TASK TO COMPLETE
Locate and copy each line in the data that contains the word "随碗底位置".

DATA RECORDS
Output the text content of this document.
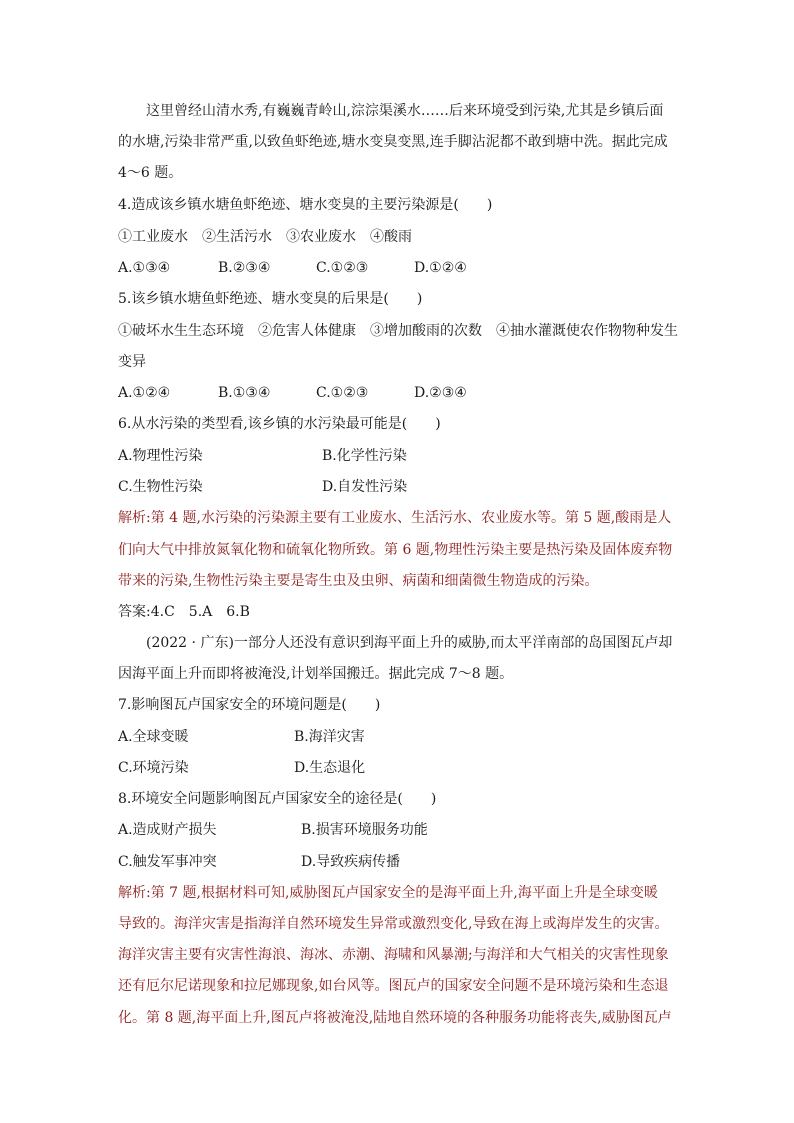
这里曾经山清水秀,有巍巍青岭山,淙淙渠溪水……后来环境受到污染,尤其是乡镇后面
的水塘,污染非常严重,以致鱼虾绝迹,塘水变臭变黑,连手脚沾泥都不敢到塘中洗。据此完成
4～6 题。
4.造成该乡镇水塘鱼虾绝迹、塘水变臭的主要污染源是(　　)
①工业废水　②生活污水　③农业废水　④酸雨
A.①③④	B.②③④	C.①②③	D.①②④
5.该乡镇水塘鱼虾绝迹、塘水变臭的后果是(　　)
①破坏水生生态环境　②危害人体健康　③增加酸雨的次数　④抽水灌溉使农作物物种发生
变异
A.①②④	B.①③④	C.①②③	D.②③④
6.从水污染的类型看,该乡镇的水污染最可能是(　　)
A.物理性污染	B.化学性污染
C.生物性污染	D.自发性污染
解析:第 4 题,水污染的污染源主要有工业废水、生活污水、农业废水等。第 5 题,酸雨是人
们向大气中排放氮氧化物和硫氧化物所致。第 6 题,物理性污染主要是热污染及固体废弃物
带来的污染,生物性污染主要是寄生虫及虫卵、病菌和细菌微生物造成的污染。
答案:4.C　5.A　6.B
(2022 · 广东)一部分人还没有意识到海平面上升的威胁,而太平洋南部的岛国图瓦卢却
因海平面上升而即将被淹没,计划举国搬迁。据此完成 7～8 题。
7.影响图瓦卢国家安全的环境问题是(　　)
A.全球变暖	B.海洋灾害
C.环境污染	D.生态退化
8.环境安全问题影响图瓦卢国家安全的途径是(　　)
A.造成财产损失	B.损害环境服务功能
C.触发军事冲突	D.导致疾病传播
解析:第 7 题,根据材料可知,威胁图瓦卢国家安全的是海平面上升,海平面上升是全球变暖
导致的。海洋灾害是指海洋自然环境发生异常或激烈变化,导致在海上或海岸发生的灾害。
海洋灾害主要有灾害性海浪、海冰、赤潮、海啸和风暴潮;与海洋和大气相关的灾害性现象
还有厄尔尼诺现象和拉尼娜现象,如台风等。图瓦卢的国家安全问题不是环境污染和生态退
化。第 8 题,海平面上升,图瓦卢将被淹没,陆地自然环境的各种服务功能将丧失,威胁图瓦卢
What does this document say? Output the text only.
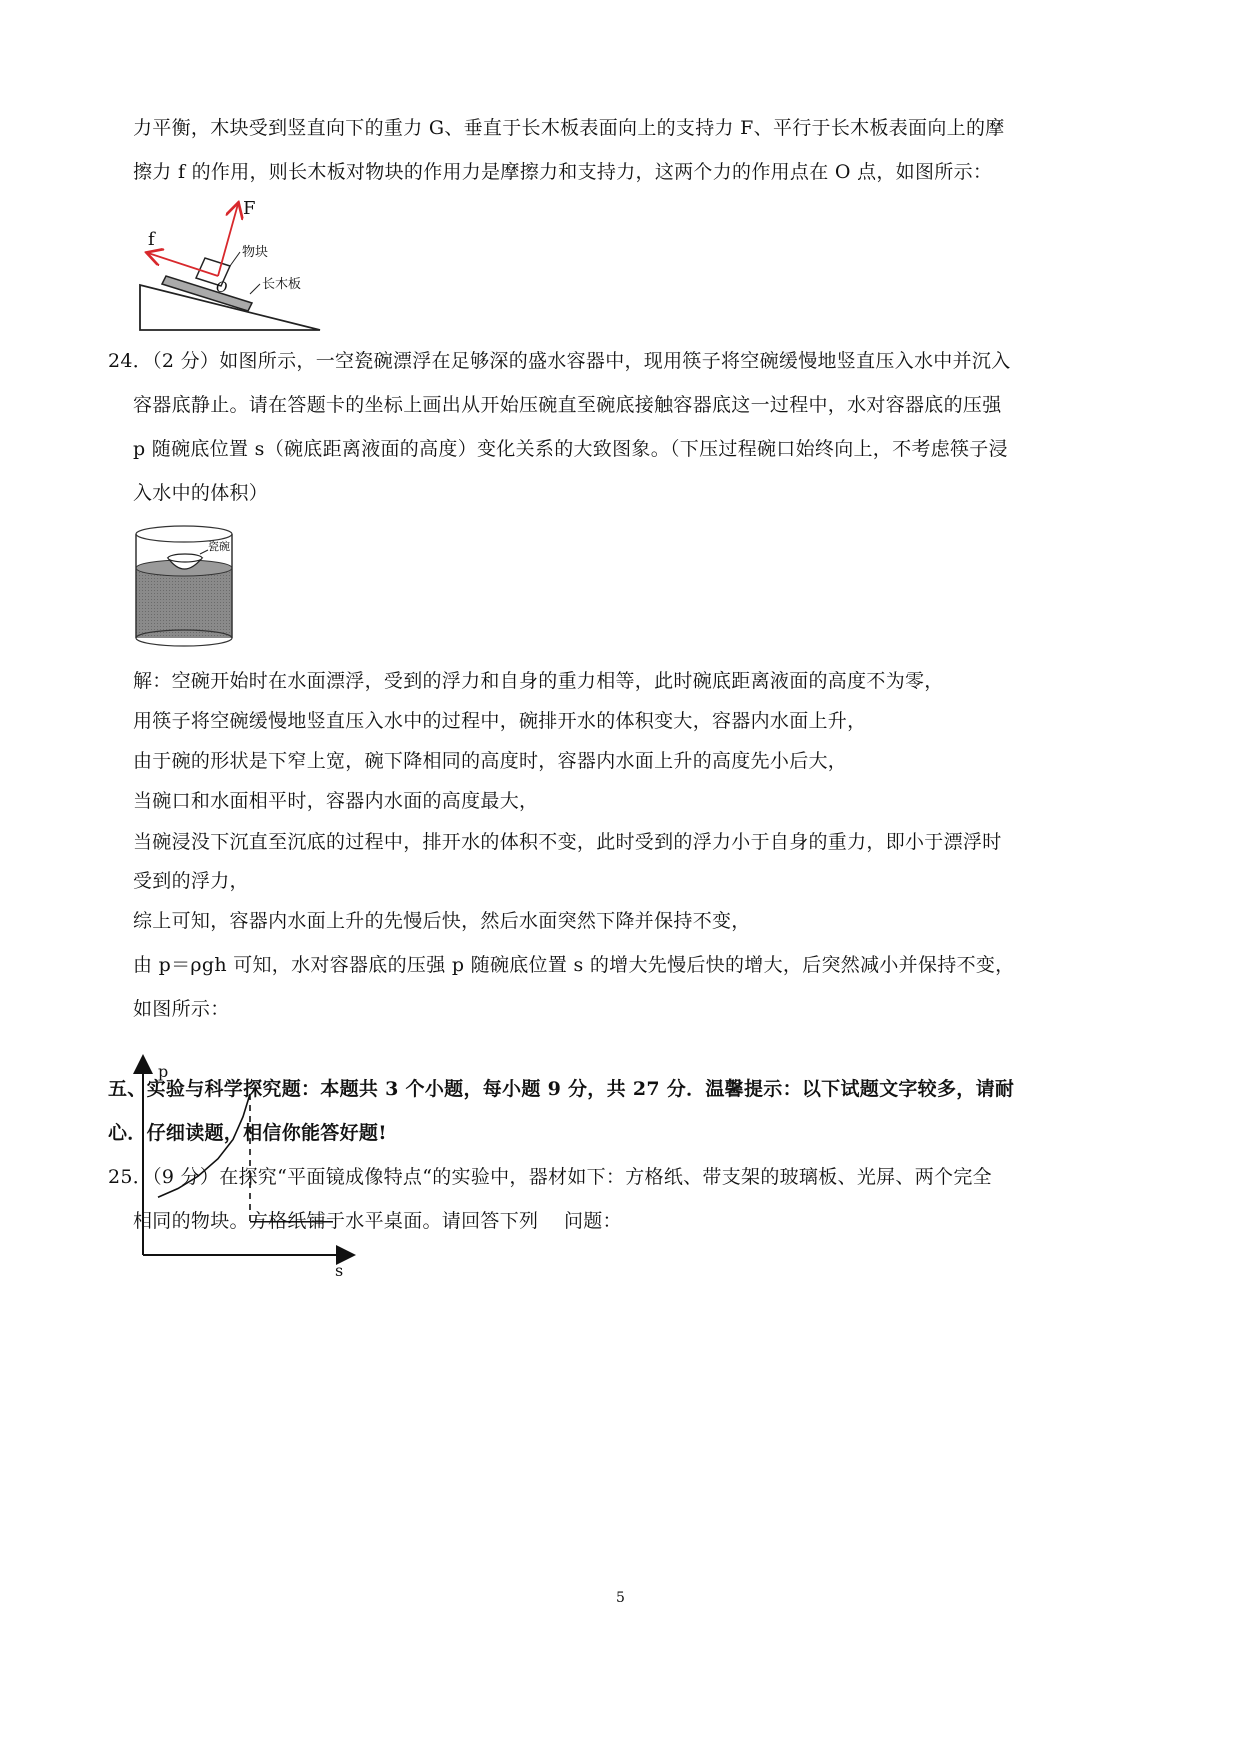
力平衡，木块受到竖直向下的重力 G、垂直于长木板表面向上的支持力 F、平行于长木板表面向上的摩
擦力 f 的作用，则长木板对物块的作用力是摩擦力和支持力，这两个力的作用点在 O 点，如图所示：
F
f
O
物块
长木板
24．（2 分）如图所示，一空瓷碗漂浮在足够深的盛水容器中，现用筷子将空碗缓慢地竖直压入水中并沉入
容器底静止。请在答题卡的坐标上画出从开始压碗直至碗底接触容器底这一过程中，水对容器底的压强
p 随碗底位置 s（碗底距离液面的高度）变化关系的大致图象。（下压过程碗口始终向上，不考虑筷子浸
入水中的体积）
瓷碗
解：空碗开始时在水面漂浮，受到的浮力和自身的重力相等，此时碗底距离液面的高度不为零，
用筷子将空碗缓慢地竖直压入水中的过程中，碗排开水的体积变大，容器内水面上升，
由于碗的形状是下窄上宽，碗下降相同的高度时，容器内水面上升的高度先小后大，
当碗口和水面相平时，容器内水面的高度最大，
当碗浸没下沉直至沉底的过程中，排开水的体积不变，此时受到的浮力小于自身的重力，即小于漂浮时
受到的浮力，
综上可知，容器内水面上升的先慢后快，然后水面突然下降并保持不变，
由 p＝ρgh 可知，水对容器底的压强 p 随碗底位置 s 的增大先慢后快的增大，后突然减小并保持不变，
如图所示：
p
s
五、实验与科学探究题：本题共 3 个小题，每小题 9 分，共 27 分．温馨提示：以下试题文字较多，请耐
心．仔细读题，相信你能答好题!
25．（9 分）在探究“平面镜成像特点“的实验中，器材如下：方格纸、带支架的玻璃板、光屏、两个完全
相同的物块。方格纸铺于水平桌面。请回答下列　 问题：
5
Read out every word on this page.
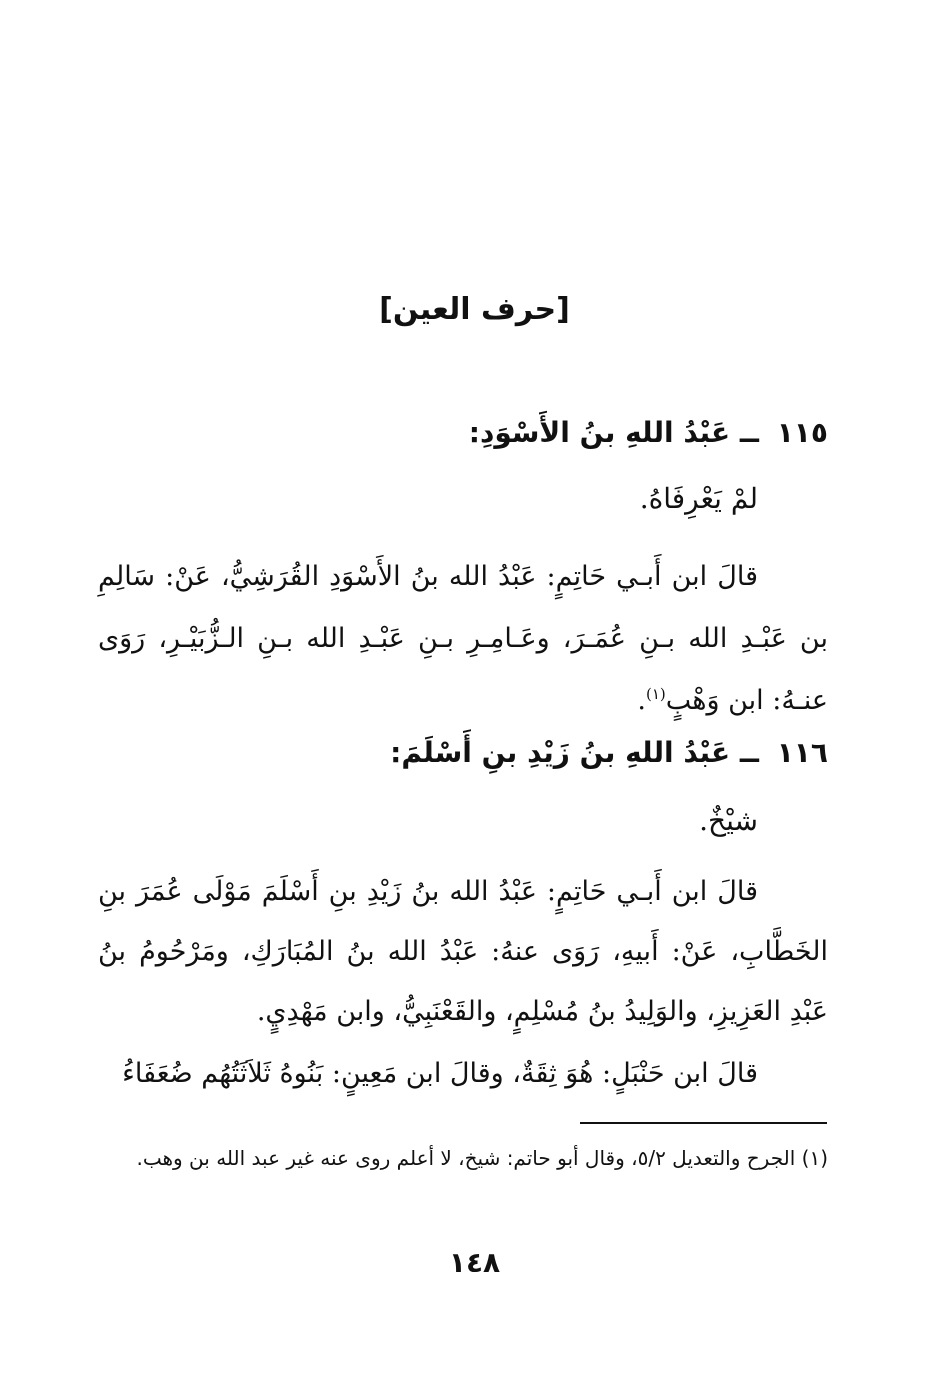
[حرف العين]
١١٥ ــ عَبْدُ اللهِ بنُ الأَسْوَدِ:
لمْ يَعْرِفَاهُ.
قالَ ابن أَبـي حَاتِمٍ: عَبْدُ الله بنُ الأَسْوَدِ القُرَشِيُّ، عَنْ: سَالِمِ بن عَبْـدِ الله بـنِ عُمَـرَ، وعَـامِـرِ بـنِ عَبْـدِ الله بـنِ الـزُّبَيْـرِ، رَوَى عنـهُ: ابن وَهْبٍ$^{(١)}$.
١١٦ ــ عَبْدُ اللهِ بنُ زَيْدِ بنِ أَسْلَمَ:
شيْخٌ.
قالَ ابن أَبـي حَاتِمٍ: عَبْدُ الله بنُ زَيْدِ بنِ أَسْلَمَ مَوْلَى عُمَرَ بنِ الخَطَّابِ، عَنْ: أَبيهِ، رَوَى عنهُ: عَبْدُ الله بنُ المُبَارَكِ، ومَرْحُومُ بنُ عَبْدِ العَزِيزِ، والوَلِيدُ بنُ مُسْلِمٍ، والقَعْنَبِيُّ، وابن مَهْدِيٍ.
قالَ ابن حَنْبَلٍ: هُوَ ثِقَةٌ، وقالَ ابن مَعِينٍ: بَنُوهُ ثَلاَثَتُهُم ضُعَفَاءُ
(١) الجرح والتعديل ٥/٢، وقال أبو حاتم: شيخ، لا أعلم روى عنه غير عبد الله بن وهب.
١٤٨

EXPECTED ANSWER
p 随碗底位置 s（碗底距离液面的高度）变化关系的大致图象。（下压过程碗口始终向上，不考虑筷子浸
由 p＝ρgh 可知，水对容器底的压强 p 随碗底位置 s 的增大先慢后快的增大，后突然减小并保持不变，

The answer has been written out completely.